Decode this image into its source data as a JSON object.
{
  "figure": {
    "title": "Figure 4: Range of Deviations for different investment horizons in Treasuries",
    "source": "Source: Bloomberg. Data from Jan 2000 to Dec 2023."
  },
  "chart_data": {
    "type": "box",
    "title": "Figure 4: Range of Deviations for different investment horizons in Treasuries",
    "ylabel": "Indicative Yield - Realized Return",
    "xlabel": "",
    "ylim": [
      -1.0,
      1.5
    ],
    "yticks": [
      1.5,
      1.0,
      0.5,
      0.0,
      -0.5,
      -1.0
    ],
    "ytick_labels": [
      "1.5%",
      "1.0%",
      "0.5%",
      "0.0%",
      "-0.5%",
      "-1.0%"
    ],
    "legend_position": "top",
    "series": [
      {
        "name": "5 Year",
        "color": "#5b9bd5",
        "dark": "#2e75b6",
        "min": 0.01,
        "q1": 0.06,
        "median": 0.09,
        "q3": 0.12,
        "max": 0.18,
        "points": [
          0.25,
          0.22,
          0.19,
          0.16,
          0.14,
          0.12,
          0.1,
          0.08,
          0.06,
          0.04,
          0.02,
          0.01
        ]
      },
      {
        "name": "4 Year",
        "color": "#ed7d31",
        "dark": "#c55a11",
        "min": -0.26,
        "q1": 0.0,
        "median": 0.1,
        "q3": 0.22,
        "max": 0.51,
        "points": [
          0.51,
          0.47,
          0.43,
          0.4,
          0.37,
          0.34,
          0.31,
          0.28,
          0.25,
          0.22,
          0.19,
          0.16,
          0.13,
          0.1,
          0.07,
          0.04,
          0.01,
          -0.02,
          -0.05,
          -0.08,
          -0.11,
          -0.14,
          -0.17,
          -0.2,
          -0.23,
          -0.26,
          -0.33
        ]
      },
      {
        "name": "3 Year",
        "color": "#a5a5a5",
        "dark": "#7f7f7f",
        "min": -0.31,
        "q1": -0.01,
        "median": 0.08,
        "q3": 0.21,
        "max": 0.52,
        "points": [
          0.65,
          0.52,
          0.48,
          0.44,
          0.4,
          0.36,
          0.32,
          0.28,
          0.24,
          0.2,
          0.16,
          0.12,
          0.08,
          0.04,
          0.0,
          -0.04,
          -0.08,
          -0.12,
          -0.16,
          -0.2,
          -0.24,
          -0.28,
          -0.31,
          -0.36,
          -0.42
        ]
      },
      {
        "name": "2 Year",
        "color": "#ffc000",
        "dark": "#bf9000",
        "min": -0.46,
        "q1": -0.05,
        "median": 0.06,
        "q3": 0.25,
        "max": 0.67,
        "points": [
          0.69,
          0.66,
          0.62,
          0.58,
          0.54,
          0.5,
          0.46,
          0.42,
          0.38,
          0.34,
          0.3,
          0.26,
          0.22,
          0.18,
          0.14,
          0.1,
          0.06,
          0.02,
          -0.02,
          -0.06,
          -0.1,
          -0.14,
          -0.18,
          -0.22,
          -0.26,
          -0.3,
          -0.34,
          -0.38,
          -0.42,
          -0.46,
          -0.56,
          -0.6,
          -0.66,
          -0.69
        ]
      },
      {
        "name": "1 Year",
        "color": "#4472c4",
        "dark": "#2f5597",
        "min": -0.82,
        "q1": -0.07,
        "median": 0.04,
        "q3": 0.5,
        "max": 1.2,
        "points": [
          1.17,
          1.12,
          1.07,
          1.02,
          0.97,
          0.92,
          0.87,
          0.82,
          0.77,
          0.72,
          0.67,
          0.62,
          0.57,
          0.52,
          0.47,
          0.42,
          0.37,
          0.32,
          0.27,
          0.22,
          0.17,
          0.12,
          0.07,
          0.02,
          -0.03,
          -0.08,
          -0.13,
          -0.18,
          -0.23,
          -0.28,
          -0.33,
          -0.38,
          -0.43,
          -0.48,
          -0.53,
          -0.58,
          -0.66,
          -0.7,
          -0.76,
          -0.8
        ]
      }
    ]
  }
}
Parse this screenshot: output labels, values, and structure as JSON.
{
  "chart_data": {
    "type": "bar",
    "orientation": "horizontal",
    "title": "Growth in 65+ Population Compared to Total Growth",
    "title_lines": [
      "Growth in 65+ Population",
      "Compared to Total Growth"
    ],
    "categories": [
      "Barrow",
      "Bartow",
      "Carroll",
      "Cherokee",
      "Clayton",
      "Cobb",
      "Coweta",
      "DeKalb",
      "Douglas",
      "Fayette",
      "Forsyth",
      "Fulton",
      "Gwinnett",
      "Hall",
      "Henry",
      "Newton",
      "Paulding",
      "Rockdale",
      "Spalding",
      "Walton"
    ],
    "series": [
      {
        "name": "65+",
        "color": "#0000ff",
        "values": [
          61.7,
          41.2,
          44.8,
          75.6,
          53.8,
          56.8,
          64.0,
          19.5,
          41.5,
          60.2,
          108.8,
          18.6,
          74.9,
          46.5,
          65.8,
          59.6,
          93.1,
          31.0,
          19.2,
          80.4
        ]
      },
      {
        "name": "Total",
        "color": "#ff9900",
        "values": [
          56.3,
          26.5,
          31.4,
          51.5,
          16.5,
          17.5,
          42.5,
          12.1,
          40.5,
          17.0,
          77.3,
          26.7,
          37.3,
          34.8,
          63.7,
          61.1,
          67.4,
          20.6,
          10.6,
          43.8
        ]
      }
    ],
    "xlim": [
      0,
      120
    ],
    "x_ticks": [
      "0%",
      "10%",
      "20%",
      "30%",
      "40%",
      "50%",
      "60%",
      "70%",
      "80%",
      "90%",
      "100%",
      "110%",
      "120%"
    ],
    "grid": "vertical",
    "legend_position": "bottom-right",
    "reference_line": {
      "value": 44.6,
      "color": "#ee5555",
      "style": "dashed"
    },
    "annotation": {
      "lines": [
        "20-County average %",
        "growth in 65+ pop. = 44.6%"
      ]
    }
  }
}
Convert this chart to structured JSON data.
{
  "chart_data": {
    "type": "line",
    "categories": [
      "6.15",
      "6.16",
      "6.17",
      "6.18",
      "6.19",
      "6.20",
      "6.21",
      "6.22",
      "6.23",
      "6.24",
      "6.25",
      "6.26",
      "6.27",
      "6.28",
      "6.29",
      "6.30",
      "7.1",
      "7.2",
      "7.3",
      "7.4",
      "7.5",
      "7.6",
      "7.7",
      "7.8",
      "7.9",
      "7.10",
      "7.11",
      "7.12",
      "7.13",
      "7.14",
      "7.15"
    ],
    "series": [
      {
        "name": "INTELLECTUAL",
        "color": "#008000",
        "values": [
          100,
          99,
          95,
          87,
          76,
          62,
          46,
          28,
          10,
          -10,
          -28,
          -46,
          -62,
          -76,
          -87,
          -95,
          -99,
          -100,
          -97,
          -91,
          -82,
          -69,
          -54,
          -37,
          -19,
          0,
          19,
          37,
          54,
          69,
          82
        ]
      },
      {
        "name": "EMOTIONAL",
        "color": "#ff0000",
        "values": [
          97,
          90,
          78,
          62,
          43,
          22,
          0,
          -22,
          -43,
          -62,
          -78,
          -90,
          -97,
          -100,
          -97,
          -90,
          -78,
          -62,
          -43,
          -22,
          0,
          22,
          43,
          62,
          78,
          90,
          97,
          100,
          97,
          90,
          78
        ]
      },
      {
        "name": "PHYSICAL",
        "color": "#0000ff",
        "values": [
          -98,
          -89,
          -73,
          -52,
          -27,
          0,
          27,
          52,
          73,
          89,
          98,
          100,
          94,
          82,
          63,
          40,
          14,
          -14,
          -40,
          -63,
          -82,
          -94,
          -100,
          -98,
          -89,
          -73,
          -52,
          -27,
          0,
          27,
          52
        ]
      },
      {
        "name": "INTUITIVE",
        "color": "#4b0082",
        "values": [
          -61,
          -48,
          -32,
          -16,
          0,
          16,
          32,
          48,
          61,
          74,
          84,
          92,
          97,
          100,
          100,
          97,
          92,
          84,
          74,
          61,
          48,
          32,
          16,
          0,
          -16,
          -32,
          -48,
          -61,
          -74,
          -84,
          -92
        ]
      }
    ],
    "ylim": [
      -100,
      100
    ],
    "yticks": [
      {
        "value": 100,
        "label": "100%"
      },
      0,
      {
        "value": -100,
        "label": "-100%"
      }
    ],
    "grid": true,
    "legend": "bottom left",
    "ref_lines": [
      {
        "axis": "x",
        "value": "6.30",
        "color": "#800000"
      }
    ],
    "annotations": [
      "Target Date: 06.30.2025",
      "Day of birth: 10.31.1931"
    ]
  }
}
* * * * * * * * *
→ Aim: Provide only the count of lines in the material above that hold the word "Total".

→ Written answer: 3